**SUPPLIED RECORDS**
§

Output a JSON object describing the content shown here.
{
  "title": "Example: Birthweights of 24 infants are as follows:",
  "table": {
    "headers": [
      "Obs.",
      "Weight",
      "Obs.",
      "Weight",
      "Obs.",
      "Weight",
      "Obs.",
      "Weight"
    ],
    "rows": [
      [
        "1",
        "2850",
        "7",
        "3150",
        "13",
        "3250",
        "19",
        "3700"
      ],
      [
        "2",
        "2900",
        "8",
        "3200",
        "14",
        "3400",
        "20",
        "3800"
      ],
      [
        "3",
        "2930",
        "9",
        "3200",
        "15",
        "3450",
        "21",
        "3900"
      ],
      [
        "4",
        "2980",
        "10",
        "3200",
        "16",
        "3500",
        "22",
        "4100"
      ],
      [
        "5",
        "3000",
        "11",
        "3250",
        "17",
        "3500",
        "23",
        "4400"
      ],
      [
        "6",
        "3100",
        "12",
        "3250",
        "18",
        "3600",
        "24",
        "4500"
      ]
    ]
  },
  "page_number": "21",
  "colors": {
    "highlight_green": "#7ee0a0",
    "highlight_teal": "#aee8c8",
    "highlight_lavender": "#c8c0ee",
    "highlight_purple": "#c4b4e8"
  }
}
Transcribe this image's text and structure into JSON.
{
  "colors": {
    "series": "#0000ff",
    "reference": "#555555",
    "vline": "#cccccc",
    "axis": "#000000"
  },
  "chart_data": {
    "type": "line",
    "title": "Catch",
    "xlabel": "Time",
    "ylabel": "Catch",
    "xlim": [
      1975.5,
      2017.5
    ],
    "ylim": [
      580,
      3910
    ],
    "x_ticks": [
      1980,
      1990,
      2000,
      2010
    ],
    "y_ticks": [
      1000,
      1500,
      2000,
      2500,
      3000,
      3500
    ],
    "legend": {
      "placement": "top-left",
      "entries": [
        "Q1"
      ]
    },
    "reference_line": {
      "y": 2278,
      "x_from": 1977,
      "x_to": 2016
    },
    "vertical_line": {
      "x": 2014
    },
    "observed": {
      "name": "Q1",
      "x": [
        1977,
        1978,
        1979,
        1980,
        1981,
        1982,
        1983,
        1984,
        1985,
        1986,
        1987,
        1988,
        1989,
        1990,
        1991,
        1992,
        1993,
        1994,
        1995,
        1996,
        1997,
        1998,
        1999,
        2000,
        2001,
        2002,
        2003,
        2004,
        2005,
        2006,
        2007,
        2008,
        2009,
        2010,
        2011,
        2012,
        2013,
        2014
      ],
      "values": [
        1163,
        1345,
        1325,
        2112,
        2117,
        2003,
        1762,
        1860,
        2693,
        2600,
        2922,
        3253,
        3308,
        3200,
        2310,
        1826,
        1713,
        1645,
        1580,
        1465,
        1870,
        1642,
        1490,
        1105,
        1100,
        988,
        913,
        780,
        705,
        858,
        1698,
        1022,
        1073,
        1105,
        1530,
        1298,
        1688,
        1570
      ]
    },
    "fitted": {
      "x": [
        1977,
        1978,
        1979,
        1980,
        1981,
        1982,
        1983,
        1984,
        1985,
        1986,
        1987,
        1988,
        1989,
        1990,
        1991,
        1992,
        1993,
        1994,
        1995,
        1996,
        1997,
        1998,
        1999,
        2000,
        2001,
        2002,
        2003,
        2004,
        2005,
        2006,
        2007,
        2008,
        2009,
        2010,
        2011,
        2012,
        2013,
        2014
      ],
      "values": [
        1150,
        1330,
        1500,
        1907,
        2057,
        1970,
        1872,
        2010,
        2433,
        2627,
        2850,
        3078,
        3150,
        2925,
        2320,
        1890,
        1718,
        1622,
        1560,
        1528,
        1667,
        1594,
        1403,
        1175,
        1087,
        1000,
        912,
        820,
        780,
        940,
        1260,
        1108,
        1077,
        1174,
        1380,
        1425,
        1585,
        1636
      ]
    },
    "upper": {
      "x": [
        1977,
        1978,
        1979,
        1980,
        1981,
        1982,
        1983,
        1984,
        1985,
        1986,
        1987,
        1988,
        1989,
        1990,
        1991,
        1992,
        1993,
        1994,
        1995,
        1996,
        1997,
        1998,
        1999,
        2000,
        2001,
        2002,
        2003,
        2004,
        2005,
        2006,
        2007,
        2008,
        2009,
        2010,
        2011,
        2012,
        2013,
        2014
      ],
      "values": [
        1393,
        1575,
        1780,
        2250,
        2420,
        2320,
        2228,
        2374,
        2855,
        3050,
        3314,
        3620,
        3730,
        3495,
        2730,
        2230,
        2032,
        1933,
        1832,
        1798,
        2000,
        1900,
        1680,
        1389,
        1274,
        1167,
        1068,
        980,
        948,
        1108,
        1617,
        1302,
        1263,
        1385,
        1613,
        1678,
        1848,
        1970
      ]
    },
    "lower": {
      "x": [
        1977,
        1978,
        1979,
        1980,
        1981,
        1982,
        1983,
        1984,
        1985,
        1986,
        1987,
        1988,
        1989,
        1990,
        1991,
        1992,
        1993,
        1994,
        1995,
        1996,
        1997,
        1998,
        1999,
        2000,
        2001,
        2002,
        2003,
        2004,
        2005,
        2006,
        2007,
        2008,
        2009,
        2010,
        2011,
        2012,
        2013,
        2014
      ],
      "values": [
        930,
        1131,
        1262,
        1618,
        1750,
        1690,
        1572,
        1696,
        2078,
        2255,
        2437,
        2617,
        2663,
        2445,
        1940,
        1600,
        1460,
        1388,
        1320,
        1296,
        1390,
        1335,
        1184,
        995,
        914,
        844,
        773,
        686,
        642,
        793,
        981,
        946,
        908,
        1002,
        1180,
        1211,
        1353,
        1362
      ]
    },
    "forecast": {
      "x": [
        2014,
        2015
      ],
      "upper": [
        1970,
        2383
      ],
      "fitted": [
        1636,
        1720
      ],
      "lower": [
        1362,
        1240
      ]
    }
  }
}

§

**EXERCISE TASK**
Every line above that contains the word "JSON" should be reported.

**OUTPUT OF THE TASK**
Output a JSON object describing the content shown here.
Transcribe this image's text and structure into JSON.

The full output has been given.